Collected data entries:

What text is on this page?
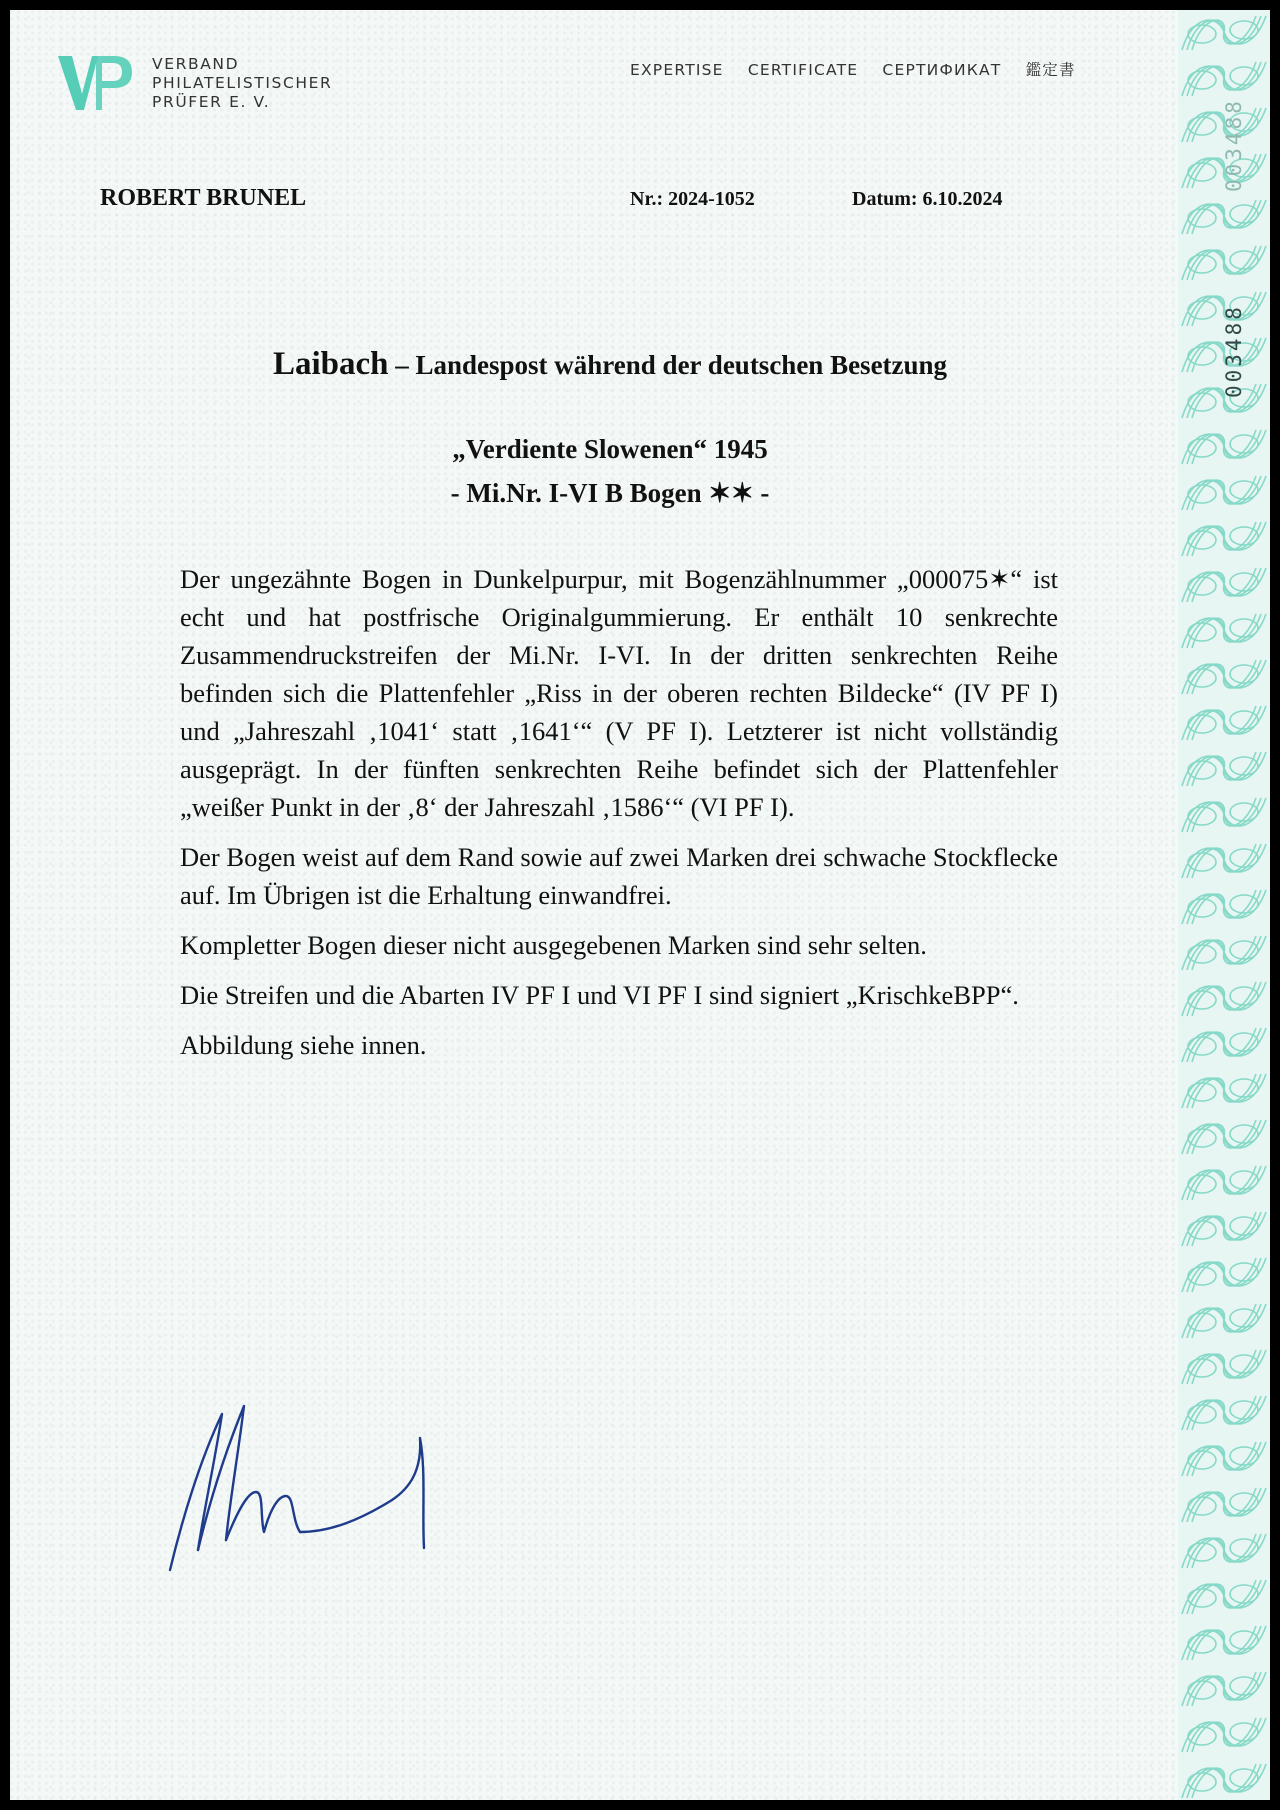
003488
003488
VERBAND
PHILATELISTISCHER
PRÜFER E. V.
EXPERTISE CERTIFICATE СЕРТИФИКАТ 鑑定書
ROBERT BRUNEL	Nr.: 2024-1052	Datum: 6.10.2024
Laibach – Landespost während der deutschen Besetzung
„Verdiente Slowenen“ 1945
- Mi.Nr. I-VI B Bogen ✶✶ -

Der ungezähnte Bogen in Dunkelpurpur, mit Bogenzählnummer „000075✶“ ist echt und hat postfrische Originalgummierung. Er enthält 10 senkrechte Zusammendruckstreifen der Mi.Nr. I-VI. In der dritten senkrechten Reihe befinden sich die Plattenfehler „Riss in der oberen rechten Bildecke“ (IV PF I) und „Jahreszahl ‚1041‘ statt ‚1641‘“ (V PF I). Letzterer ist nicht vollständig ausgeprägt. In der fünften senkrechten Reihe befindet sich der Plattenfehler „weißer Punkt in der ‚8‘ der Jahreszahl ‚1586‘“ (VI PF I).

Der Bogen weist auf dem Rand sowie auf zwei Marken drei schwache Stockflecke auf. Im Übrigen ist die Erhaltung einwandfrei.

Kompletter Bogen dieser nicht ausgegebenen Marken sind sehr selten.

Die Streifen und die Abarten IV PF I und VI PF I sind signiert „KrischkeBPP“.

Abbildung siehe innen.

**WHAT THE EXERCISE ASKS**
Without the pictures, restate all of the entries above verbatim.

**RESPONSE TO THE TASK**
What text is on this page?
003488
003488
VERBAND
PHILATELISTISCHER
PRÜFER E. V.
EXPERTISE CERTIFICATE СЕРТИФИКАТ 鑑定書
ROBERT BRUNEL	Nr.: 2024-1052	Datum: 6.10.2024
Laibach – Landespost während der deutschen Besetzung
„Verdiente Slowenen“ 1945
- Mi.Nr. I-VI B Bogen ✶✶ -

Der ungezähnte Bogen in Dunkelpurpur, mit Bogenzählnummer „000075✶“ ist echt und hat postfrische Originalgummierung. Er enthält 10 senkrechte Zusammendruckstreifen der Mi.Nr. I-VI. In der dritten senkrechten Reihe befinden sich die Plattenfehler „Riss in der oberen rechten Bildecke“ (IV PF I) und „Jahreszahl ‚1041‘ statt ‚1641‘“ (V PF I). Letzterer ist nicht vollständig ausgeprägt. In der fünften senkrechten Reihe befindet sich der Plattenfehler „weißer Punkt in der ‚8‘ der Jahreszahl ‚1586‘“ (VI PF I).

Der Bogen weist auf dem Rand sowie auf zwei Marken drei schwache Stockflecke auf. Im Übrigen ist die Erhaltung einwandfrei.

Kompletter Bogen dieser nicht ausgegebenen Marken sind sehr selten.

Die Streifen und die Abarten IV PF I und VI PF I sind signiert „KrischkeBPP“.

Abbildung siehe innen.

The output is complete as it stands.